### TASK OBJECTIVE
Quote the data below verbatim, omitting the pictures from your answer.

### TASK INPUT
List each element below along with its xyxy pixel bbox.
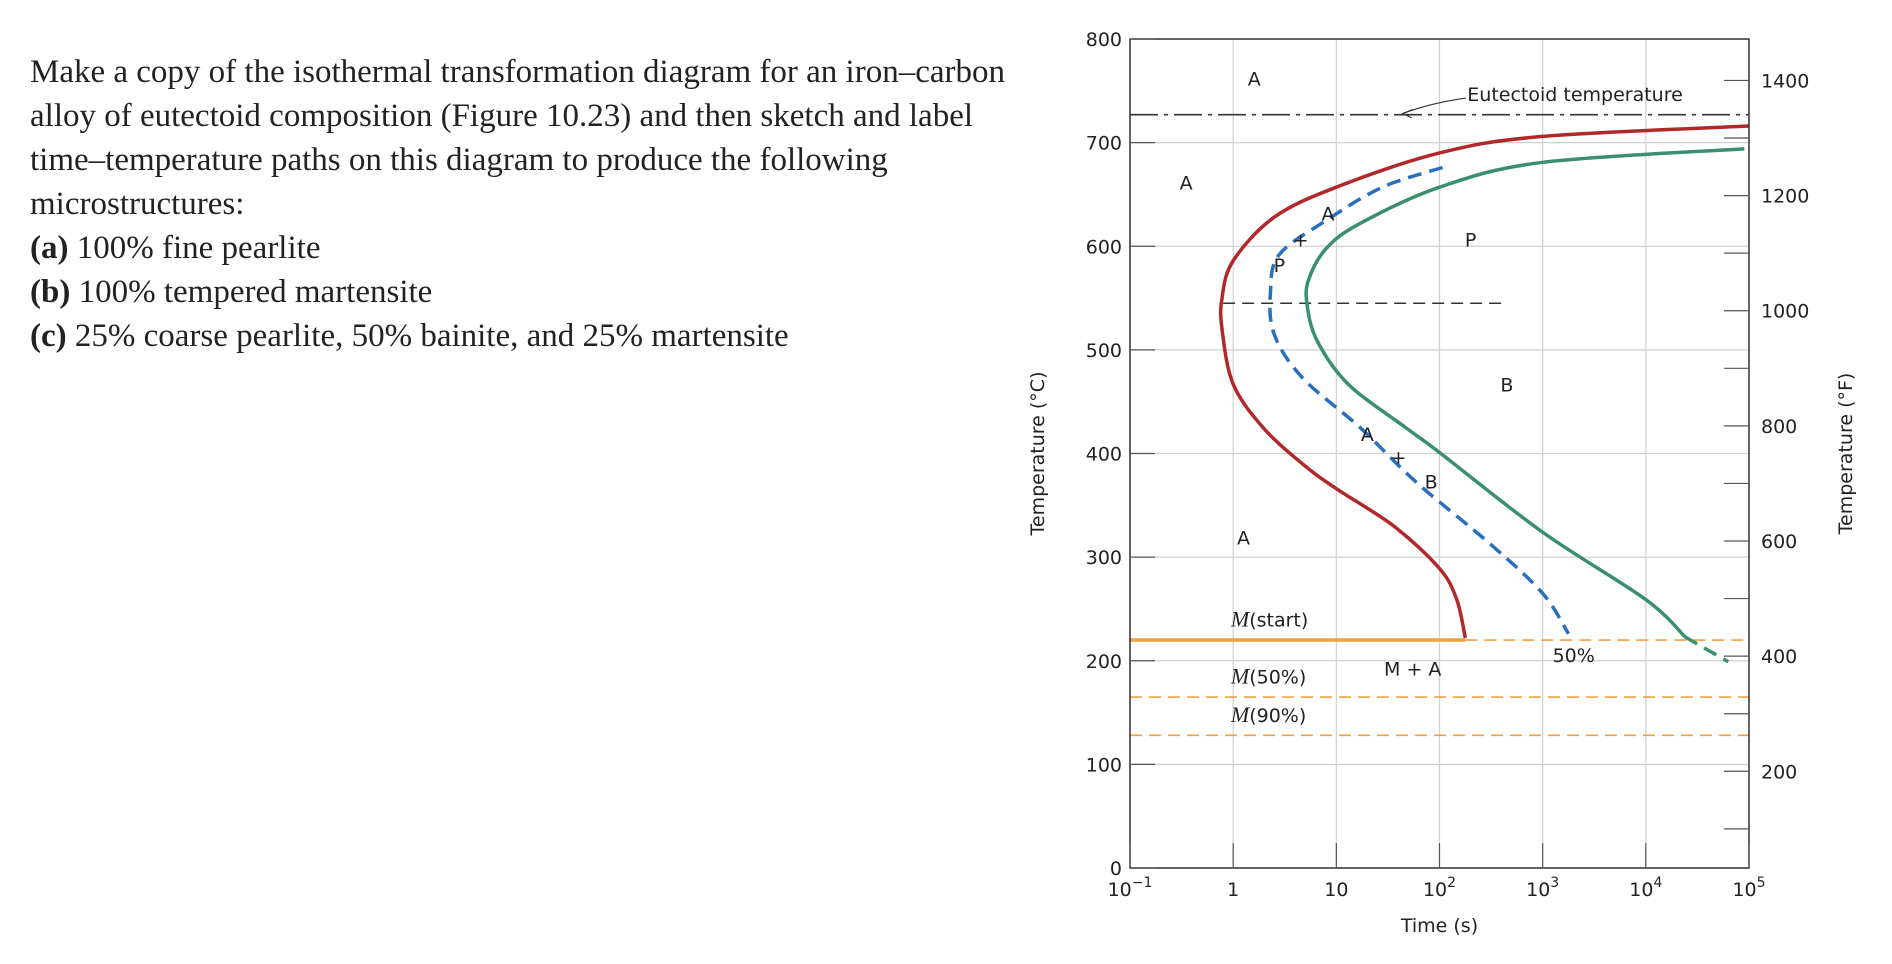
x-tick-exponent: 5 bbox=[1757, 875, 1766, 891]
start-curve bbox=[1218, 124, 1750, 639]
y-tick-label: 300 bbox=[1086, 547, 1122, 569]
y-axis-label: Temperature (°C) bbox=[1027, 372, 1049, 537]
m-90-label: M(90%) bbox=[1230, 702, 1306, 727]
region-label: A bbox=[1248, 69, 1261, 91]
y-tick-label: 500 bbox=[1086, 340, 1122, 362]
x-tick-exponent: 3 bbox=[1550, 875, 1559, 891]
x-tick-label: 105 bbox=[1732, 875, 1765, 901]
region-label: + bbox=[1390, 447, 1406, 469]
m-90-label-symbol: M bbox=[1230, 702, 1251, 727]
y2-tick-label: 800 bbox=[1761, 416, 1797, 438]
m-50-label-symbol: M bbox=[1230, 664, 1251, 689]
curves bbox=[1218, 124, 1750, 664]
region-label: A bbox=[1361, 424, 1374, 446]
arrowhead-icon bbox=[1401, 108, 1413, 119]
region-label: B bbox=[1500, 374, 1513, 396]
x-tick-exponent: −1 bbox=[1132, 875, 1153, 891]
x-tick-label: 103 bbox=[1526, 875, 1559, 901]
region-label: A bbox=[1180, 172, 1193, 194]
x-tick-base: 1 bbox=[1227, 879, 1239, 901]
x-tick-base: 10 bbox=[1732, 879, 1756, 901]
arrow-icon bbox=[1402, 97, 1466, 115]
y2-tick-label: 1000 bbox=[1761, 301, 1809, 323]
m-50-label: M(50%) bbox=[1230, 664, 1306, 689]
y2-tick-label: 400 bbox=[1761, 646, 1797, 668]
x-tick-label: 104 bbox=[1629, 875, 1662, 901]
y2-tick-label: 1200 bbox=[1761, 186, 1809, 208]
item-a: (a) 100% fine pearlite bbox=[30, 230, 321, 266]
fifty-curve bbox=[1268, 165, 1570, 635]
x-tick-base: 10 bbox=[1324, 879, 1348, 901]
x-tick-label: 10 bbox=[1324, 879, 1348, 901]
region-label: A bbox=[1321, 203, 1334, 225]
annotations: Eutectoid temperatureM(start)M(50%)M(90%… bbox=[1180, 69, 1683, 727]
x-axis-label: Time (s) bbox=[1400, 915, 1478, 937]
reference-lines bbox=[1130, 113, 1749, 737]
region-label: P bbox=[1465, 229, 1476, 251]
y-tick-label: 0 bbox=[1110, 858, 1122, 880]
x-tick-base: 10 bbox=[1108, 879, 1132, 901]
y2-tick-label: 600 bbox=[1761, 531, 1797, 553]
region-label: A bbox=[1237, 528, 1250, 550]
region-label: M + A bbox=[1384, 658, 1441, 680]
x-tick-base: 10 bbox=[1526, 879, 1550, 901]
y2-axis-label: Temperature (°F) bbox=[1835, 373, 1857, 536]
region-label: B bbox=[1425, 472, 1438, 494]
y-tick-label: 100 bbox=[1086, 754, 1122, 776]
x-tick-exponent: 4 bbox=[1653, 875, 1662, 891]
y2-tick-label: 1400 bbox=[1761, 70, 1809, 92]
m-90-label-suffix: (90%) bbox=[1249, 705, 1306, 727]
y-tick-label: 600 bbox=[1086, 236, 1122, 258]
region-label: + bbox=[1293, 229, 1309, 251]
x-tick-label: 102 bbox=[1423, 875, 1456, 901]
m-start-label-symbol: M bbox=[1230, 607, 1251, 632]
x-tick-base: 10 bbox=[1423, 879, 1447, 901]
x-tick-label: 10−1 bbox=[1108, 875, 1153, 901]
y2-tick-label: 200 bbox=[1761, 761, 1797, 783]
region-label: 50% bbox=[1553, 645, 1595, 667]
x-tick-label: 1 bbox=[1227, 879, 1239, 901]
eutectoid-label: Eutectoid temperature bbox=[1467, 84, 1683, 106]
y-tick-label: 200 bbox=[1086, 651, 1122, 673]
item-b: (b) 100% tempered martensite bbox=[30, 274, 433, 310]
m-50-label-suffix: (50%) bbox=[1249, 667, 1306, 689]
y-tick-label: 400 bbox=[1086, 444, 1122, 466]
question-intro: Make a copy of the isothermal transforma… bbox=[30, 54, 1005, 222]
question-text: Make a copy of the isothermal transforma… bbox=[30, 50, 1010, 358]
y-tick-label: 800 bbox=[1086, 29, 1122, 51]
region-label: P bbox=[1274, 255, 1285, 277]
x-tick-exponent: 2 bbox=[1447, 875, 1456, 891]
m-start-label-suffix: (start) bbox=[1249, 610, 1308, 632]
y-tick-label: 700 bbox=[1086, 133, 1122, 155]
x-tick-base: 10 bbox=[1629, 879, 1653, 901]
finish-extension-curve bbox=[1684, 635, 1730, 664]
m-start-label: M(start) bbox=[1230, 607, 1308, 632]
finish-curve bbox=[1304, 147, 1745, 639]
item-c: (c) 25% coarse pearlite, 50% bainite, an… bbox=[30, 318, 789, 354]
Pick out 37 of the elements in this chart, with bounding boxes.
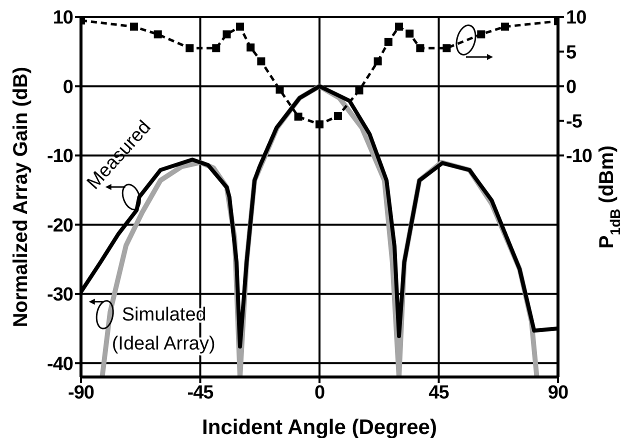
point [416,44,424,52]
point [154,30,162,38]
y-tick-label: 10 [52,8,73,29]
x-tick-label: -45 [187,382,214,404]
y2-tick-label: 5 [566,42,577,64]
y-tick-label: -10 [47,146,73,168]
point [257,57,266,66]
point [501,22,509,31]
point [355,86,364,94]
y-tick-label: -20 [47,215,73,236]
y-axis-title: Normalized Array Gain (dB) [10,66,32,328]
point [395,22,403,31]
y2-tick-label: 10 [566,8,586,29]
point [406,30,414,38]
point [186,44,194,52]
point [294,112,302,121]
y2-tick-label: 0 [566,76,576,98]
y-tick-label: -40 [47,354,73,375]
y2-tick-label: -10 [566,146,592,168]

### FINISHED TASK
List each element below along with its xyxy pixel bbox.
x-tick-exponent: 5 bbox=[1757, 875, 1766, 891]
start-curve bbox=[1218, 124, 1750, 639]
y-tick-label: 300 bbox=[1086, 547, 1122, 569]
y-axis-label: Temperature (°C) bbox=[1027, 372, 1049, 537]
m-90-label: M(90%) bbox=[1230, 702, 1306, 727]
region-label: A bbox=[1248, 69, 1261, 91]
y-tick-label: 500 bbox=[1086, 340, 1122, 362]
x-tick-exponent: 3 bbox=[1550, 875, 1559, 891]
x-tick-label: 105 bbox=[1732, 875, 1765, 901]
region-label: + bbox=[1390, 447, 1406, 469]
m-90-label-symbol: M bbox=[1230, 702, 1251, 727]
y2-tick-label: 800 bbox=[1761, 416, 1797, 438]
m-50-label-symbol: M bbox=[1230, 664, 1251, 689]
curves bbox=[1218, 124, 1750, 664]
region-label: A bbox=[1361, 424, 1374, 446]
arrowhead-icon bbox=[1401, 108, 1413, 119]
region-label: B bbox=[1500, 374, 1513, 396]
x-tick-exponent: −1 bbox=[1132, 875, 1153, 891]
x-tick-label: 103 bbox=[1526, 875, 1559, 901]
region-label: A bbox=[1180, 172, 1193, 194]
x-tick-base: 1 bbox=[1227, 879, 1239, 901]
x-tick-base: 10 bbox=[1732, 879, 1756, 901]
arrow-icon bbox=[1402, 97, 1466, 115]
y2-tick-label: 1000 bbox=[1761, 301, 1809, 323]
m-50-label: M(50%) bbox=[1230, 664, 1306, 689]
y2-tick-label: 400 bbox=[1761, 646, 1797, 668]
x-tick-label: 104 bbox=[1629, 875, 1662, 901]
y2-tick-label: 1200 bbox=[1761, 186, 1809, 208]
item-a: (a) 100% fine pearlite bbox=[30, 230, 321, 266]
fifty-curve bbox=[1268, 165, 1570, 635]
x-tick-base: 10 bbox=[1324, 879, 1348, 901]
x-tick-label: 10 bbox=[1324, 879, 1348, 901]
region-label: A bbox=[1321, 203, 1334, 225]
annotations: Eutectoid temperatureM(start)M(50%)M(90%… bbox=[1180, 69, 1683, 727]
x-axis-label: Time (s) bbox=[1400, 915, 1478, 937]
reference-lines bbox=[1130, 113, 1749, 737]
region-label: P bbox=[1465, 229, 1476, 251]
y-tick-label: 0 bbox=[1110, 858, 1122, 880]
x-tick-base: 10 bbox=[1108, 879, 1132, 901]
y2-tick-label: 600 bbox=[1761, 531, 1797, 553]
region-label: A bbox=[1237, 528, 1250, 550]
region-label: M + A bbox=[1384, 658, 1441, 680]
x-tick-base: 10 bbox=[1526, 879, 1550, 901]
y2-axis-label: Temperature (°F) bbox=[1835, 373, 1857, 536]
region-label: B bbox=[1425, 472, 1438, 494]
y-tick-label: 100 bbox=[1086, 754, 1122, 776]
x-tick-exponent: 4 bbox=[1653, 875, 1662, 891]
y2-tick-label: 1400 bbox=[1761, 70, 1809, 92]
m-90-label-suffix: (90%) bbox=[1249, 705, 1306, 727]
y-tick-label: 600 bbox=[1086, 236, 1122, 258]
region-label: + bbox=[1293, 229, 1309, 251]
x-tick-label: 102 bbox=[1423, 875, 1456, 901]
m-start-label-symbol: M bbox=[1230, 607, 1251, 632]
x-tick-base: 10 bbox=[1423, 879, 1447, 901]
x-tick-label: 10−1 bbox=[1108, 875, 1153, 901]
y2-tick-label: 200 bbox=[1761, 761, 1797, 783]
region-label: 50% bbox=[1553, 645, 1595, 667]
x-tick-label: 1 bbox=[1227, 879, 1239, 901]
eutectoid-label: Eutectoid temperature bbox=[1467, 84, 1683, 106]
y-tick-label: 200 bbox=[1086, 651, 1122, 673]
item-b: (b) 100% tempered martensite bbox=[30, 274, 433, 310]
m-50-label-suffix: (50%) bbox=[1249, 667, 1306, 689]
y-tick-label: 400 bbox=[1086, 444, 1122, 466]
question-intro: Make a copy of the isothermal transforma… bbox=[30, 54, 1005, 222]
question-text: Make a copy of the isothermal transforma… bbox=[30, 50, 1010, 358]
y-tick-label: 800 bbox=[1086, 29, 1122, 51]
region-label: P bbox=[1274, 255, 1285, 277]
x-tick-exponent: 2 bbox=[1447, 875, 1456, 891]
m-start-label-suffix: (start) bbox=[1249, 610, 1308, 632]
y-tick-label: 700 bbox=[1086, 133, 1122, 155]
x-tick-base: 10 bbox=[1629, 879, 1653, 901]
finish-extension-curve bbox=[1684, 635, 1730, 664]
m-start-label: M(start) bbox=[1230, 607, 1308, 632]
finish-curve bbox=[1304, 147, 1745, 639]
item-c: (c) 25% coarse pearlite, 50% bainite, an… bbox=[30, 318, 789, 354]
Pick out 37 of the elements in this chart, with bounding boxes.
point [416,44,424,52]
point [154,30,162,38]
y-tick-label: 10 [52,8,73,29]
x-tick-label: -45 [187,382,214,404]
y2-tick-label: 5 [566,42,577,64]
y-tick-label: -10 [47,146,73,168]
point [257,57,266,66]
point [501,22,509,31]
point [355,86,364,94]
y-tick-label: -20 [47,215,73,236]
y-axis-title: Normalized Array Gain (dB) [10,66,32,328]
point [395,22,403,31]
y2-tick-label: 10 [566,8,586,29]
point [406,30,414,38]
point [186,44,194,52]
point [294,112,302,121]
y2-tick-label: 0 [566,76,576,98]
y-tick-label: -40 [47,354,73,375]
y2-tick-label: -10 [566,146,592,168]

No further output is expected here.